___ Listed entries
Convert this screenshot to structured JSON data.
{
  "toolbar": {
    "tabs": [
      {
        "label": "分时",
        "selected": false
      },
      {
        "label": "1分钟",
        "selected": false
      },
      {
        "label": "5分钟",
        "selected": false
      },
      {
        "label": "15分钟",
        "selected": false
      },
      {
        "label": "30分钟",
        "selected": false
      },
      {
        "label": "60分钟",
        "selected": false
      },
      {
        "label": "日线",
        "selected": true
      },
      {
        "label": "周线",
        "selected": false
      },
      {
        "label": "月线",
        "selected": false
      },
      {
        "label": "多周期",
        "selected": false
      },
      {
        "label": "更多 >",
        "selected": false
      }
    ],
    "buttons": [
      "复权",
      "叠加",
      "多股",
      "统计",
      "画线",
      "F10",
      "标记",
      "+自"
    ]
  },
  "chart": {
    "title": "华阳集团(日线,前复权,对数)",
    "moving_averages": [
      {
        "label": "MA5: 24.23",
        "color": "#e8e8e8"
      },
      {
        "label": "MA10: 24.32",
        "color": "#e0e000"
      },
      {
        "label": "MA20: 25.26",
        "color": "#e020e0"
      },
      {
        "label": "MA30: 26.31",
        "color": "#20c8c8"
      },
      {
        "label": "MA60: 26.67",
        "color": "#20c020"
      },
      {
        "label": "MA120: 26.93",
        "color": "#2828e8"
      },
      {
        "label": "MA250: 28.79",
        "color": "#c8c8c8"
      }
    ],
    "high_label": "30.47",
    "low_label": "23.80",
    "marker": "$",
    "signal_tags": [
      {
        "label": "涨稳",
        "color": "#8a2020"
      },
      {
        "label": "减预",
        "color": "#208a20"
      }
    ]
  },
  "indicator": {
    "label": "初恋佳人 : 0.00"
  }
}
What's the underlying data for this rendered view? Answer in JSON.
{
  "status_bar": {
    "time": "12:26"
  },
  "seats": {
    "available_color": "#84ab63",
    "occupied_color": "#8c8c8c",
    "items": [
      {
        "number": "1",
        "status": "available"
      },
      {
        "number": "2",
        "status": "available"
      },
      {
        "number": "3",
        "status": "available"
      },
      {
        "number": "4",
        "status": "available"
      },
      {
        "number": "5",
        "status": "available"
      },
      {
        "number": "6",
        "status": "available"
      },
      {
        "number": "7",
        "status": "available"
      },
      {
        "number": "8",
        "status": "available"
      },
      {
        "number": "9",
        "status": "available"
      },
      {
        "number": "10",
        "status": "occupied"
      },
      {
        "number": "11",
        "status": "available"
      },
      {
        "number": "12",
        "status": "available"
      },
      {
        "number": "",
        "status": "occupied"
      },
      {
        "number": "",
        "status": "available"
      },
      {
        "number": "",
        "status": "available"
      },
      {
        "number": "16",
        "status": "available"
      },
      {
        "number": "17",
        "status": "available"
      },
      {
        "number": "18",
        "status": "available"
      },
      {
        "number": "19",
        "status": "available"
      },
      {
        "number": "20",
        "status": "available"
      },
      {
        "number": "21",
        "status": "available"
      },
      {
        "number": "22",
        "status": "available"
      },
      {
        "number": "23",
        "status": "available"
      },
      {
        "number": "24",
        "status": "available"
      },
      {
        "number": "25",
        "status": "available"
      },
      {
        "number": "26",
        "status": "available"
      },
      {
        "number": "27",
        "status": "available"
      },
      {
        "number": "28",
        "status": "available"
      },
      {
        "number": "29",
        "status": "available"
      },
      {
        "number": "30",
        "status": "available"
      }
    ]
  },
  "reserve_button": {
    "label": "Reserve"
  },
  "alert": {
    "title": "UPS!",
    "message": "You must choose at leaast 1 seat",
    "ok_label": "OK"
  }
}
______
Go through the listing above and locate each line that holds the word "JSON". Copy those lines.

### Final result
Convert this screenshot to structured JSON data.
What's the underlying data for this rendered view? Answer in JSON.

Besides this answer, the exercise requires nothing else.